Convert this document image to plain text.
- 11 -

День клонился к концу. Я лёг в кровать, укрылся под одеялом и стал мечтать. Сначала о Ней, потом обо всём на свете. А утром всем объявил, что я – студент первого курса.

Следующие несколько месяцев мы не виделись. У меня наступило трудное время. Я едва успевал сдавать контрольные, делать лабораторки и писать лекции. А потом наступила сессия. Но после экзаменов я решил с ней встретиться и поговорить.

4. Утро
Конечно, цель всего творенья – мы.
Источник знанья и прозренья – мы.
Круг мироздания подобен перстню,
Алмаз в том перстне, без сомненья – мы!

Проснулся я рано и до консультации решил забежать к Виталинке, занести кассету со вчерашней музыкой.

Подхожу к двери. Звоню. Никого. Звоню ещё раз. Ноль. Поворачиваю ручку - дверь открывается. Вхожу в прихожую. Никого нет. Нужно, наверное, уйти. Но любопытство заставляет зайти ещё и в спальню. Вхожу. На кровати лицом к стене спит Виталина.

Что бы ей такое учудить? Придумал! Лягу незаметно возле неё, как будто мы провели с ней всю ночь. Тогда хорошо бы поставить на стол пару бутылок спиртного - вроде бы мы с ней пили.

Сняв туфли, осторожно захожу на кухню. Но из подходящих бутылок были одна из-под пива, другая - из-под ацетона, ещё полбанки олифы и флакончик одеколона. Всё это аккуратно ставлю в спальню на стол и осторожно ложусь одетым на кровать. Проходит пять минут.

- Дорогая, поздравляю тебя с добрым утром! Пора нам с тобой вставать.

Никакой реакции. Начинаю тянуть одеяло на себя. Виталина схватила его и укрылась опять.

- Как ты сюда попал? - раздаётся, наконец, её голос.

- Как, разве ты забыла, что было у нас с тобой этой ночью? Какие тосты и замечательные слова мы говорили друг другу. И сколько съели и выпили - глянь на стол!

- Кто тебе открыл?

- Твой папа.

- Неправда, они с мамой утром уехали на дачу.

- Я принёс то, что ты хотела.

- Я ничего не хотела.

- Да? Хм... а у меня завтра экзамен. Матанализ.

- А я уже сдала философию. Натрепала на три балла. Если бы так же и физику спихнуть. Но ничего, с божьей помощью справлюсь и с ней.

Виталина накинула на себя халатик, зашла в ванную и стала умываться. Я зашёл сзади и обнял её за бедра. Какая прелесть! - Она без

★ ★ ★ ★ ★

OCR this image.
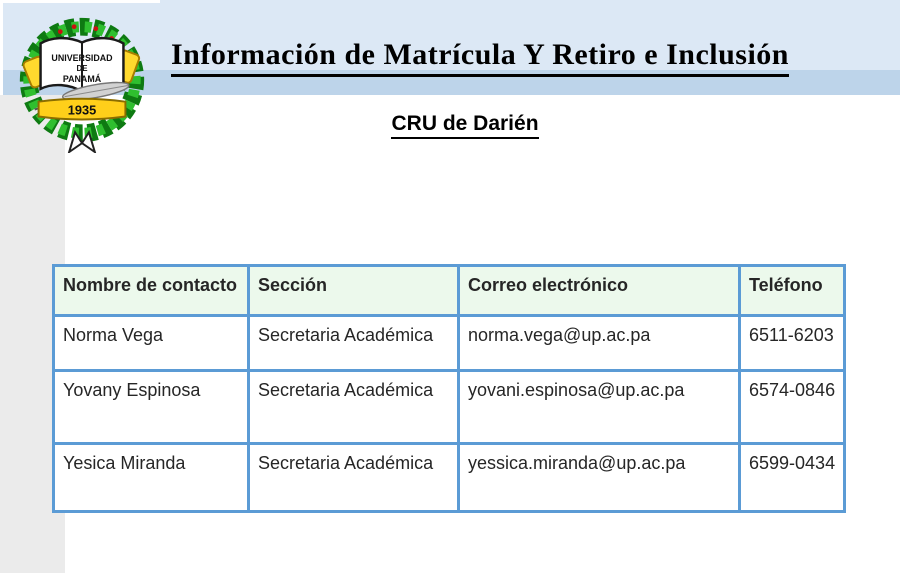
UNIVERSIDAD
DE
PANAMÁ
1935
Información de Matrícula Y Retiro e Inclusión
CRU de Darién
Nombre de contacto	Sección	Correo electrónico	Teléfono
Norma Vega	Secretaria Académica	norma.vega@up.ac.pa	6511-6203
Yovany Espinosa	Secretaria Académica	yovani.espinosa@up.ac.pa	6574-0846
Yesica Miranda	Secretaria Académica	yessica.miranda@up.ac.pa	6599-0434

★ ★ ★ ★ ★

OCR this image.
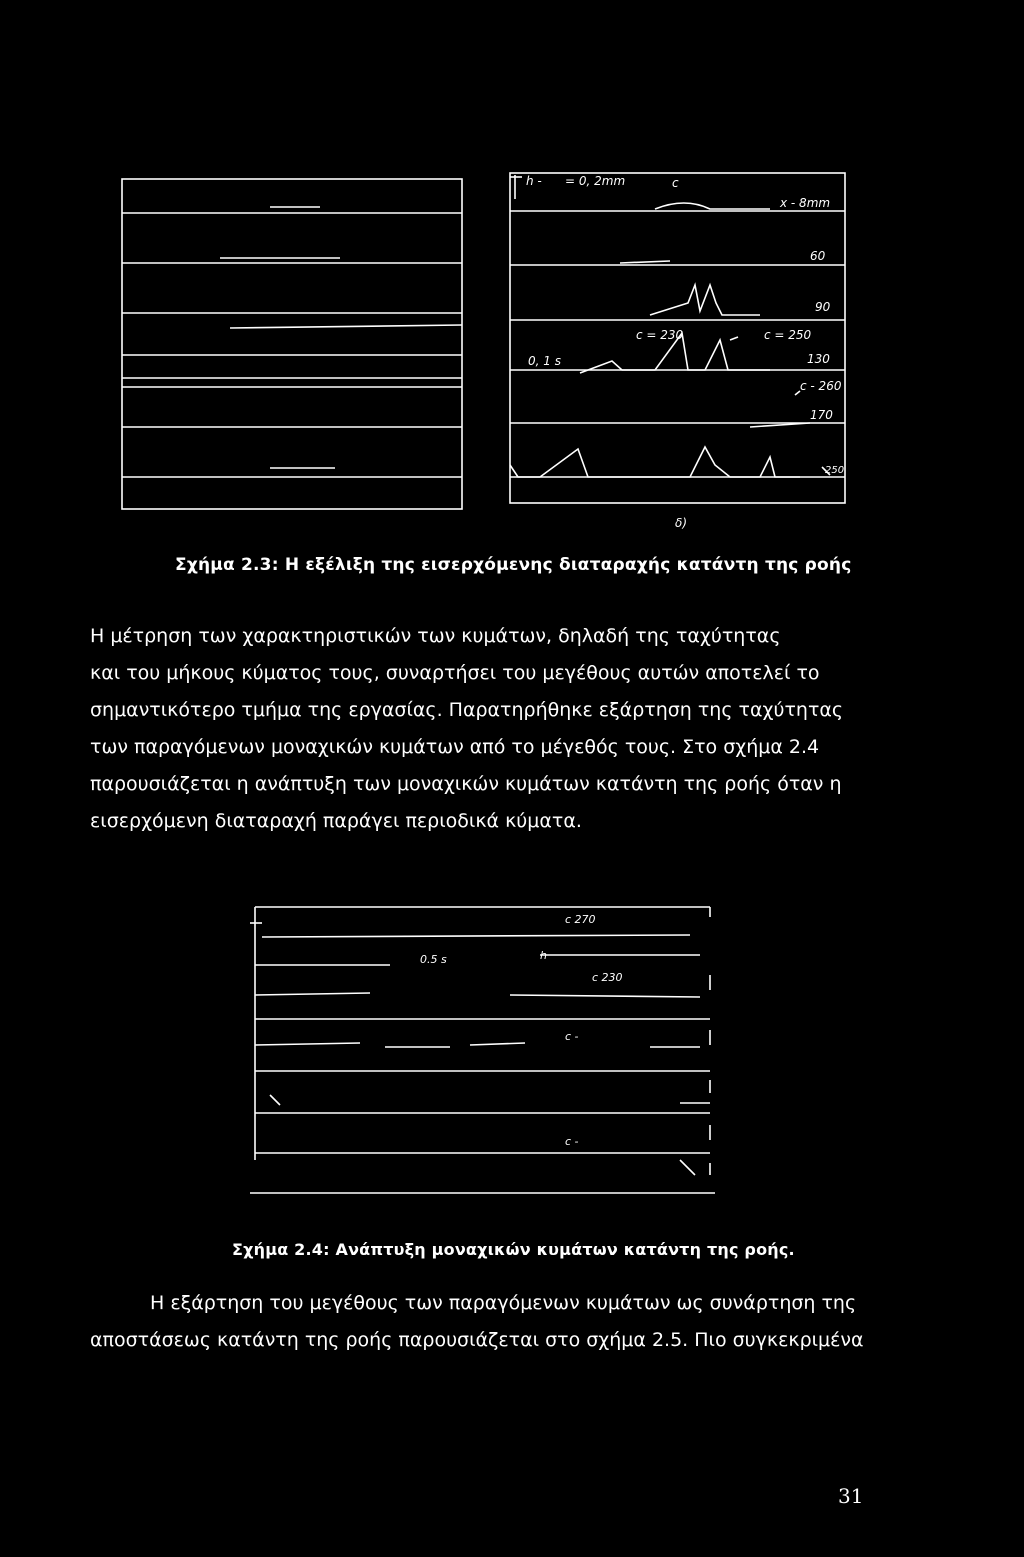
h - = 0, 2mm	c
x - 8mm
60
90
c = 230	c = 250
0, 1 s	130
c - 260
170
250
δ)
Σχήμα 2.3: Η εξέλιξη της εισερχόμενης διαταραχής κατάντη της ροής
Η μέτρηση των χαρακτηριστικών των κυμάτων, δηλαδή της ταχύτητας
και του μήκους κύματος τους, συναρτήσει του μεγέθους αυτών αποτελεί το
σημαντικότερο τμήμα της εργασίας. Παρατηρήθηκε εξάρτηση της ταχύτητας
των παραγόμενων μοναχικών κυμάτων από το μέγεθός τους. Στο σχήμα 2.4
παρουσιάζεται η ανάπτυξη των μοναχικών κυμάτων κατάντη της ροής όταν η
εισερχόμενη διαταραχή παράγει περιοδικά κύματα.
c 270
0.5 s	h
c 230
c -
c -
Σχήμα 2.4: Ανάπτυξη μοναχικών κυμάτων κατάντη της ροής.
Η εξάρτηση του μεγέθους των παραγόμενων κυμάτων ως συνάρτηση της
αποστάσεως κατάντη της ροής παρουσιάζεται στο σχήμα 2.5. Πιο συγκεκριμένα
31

★ ★ ★ ★ ★

Short problem: Every line of the records that includes the word "решил" should be gathered.

Result of the task:
Следующие несколько месяцев мы не виделись. У меня наступило трудное время. Я едва успевал сдавать контрольные, делать лабораторки и писать лекции. А потом наступила сессия. Но после экзаменов я решил с ней встретиться и поговорить.
Проснулся я рано и до консультации решил забежать к Виталинке, занести кассету со вчерашней музыкой.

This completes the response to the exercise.